Goal: Give the entries again, word for word.

(Data extracted from a collection)
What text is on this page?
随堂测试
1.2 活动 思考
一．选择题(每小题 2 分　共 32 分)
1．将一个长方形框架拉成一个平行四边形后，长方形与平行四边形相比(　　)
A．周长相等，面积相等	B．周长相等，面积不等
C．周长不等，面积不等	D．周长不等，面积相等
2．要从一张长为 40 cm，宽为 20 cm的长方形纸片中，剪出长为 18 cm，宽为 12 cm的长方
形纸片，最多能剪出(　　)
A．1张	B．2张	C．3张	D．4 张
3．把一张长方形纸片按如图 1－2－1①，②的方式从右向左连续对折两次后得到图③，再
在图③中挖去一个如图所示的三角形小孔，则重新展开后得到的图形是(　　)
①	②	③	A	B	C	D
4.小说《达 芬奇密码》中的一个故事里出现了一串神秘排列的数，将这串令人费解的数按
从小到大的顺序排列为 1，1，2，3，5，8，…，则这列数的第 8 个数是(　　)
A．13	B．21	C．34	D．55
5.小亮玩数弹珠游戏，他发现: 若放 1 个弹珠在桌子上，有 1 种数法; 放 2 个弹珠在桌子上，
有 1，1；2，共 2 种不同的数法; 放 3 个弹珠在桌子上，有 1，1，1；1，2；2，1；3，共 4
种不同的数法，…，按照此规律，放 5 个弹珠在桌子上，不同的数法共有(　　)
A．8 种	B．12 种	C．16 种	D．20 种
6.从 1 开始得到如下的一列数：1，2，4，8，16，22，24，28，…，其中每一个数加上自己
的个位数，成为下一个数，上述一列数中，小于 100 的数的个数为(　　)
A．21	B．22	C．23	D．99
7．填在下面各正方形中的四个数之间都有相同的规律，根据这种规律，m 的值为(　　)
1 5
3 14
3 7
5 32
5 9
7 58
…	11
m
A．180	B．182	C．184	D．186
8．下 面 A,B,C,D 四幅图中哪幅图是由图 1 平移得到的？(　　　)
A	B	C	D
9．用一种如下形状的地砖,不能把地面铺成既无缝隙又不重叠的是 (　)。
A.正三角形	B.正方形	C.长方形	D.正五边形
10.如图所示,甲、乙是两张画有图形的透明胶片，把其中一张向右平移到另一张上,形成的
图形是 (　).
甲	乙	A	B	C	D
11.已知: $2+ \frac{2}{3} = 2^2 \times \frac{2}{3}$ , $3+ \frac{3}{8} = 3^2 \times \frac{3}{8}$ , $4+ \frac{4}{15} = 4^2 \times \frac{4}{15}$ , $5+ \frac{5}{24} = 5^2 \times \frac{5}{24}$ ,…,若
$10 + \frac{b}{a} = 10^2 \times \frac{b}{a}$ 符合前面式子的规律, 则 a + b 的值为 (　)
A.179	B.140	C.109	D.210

Solution for this task:
What text is on this page?
随堂测试
1.2 活动 思考
一．选择题(每小题 2 分　共 32 分)
1．将一个长方形框架拉成一个平行四边形后，长方形与平行四边形相比(　　)
A．周长相等，面积相等	B．周长相等，面积不等
C．周长不等，面积不等	D．周长不等，面积相等
2．要从一张长为 40 cm，宽为 20 cm的长方形纸片中，剪出长为 18 cm，宽为 12 cm的长方
形纸片，最多能剪出(　　)
A．1张	B．2张	C．3张	D．4 张
3．把一张长方形纸片按如图 1－2－1①，②的方式从右向左连续对折两次后得到图③，再
在图③中挖去一个如图所示的三角形小孔，则重新展开后得到的图形是(　　)
①	②	③	A	B	C	D
4.小说《达 芬奇密码》中的一个故事里出现了一串神秘排列的数，将这串令人费解的数按
从小到大的顺序排列为 1，1，2，3，5，8，…，则这列数的第 8 个数是(　　)
A．13	B．21	C．34	D．55
5.小亮玩数弹珠游戏，他发现: 若放 1 个弹珠在桌子上，有 1 种数法; 放 2 个弹珠在桌子上，
有 1，1；2，共 2 种不同的数法; 放 3 个弹珠在桌子上，有 1，1，1；1，2；2，1；3，共 4
种不同的数法，…，按照此规律，放 5 个弹珠在桌子上，不同的数法共有(　　)
A．8 种	B．12 种	C．16 种	D．20 种
6.从 1 开始得到如下的一列数：1，2，4，8，16，22，24，28，…，其中每一个数加上自己
的个位数，成为下一个数，上述一列数中，小于 100 的数的个数为(　　)
A．21	B．22	C．23	D．99
7．填在下面各正方形中的四个数之间都有相同的规律，根据这种规律，m 的值为(　　)
1 5
3 14
3 7
5 32
5 9
7 58
…	11
m
A．180	B．182	C．184	D．186
8．下 面 A,B,C,D 四幅图中哪幅图是由图 1 平移得到的？(　　　)
A	B	C	D
9．用一种如下形状的地砖,不能把地面铺成既无缝隙又不重叠的是 (　)。
A.正三角形	B.正方形	C.长方形	D.正五边形
10.如图所示,甲、乙是两张画有图形的透明胶片，把其中一张向右平移到另一张上,形成的
图形是 (　).
甲	乙	A	B	C	D
11.已知: $2+ \frac{2}{3} = 2^2 \times \frac{2}{3}$ , $3+ \frac{3}{8} = 3^2 \times \frac{3}{8}$ , $4+ \frac{4}{15} = 4^2 \times \frac{4}{15}$ , $5+ \frac{5}{24} = 5^2 \times \frac{5}{24}$ ,…,若
$10 + \frac{b}{a} = 10^2 \times \frac{b}{a}$ 符合前面式子的规律, 则 a + b 的值为 (　)
A.179	B.140	C.109	D.210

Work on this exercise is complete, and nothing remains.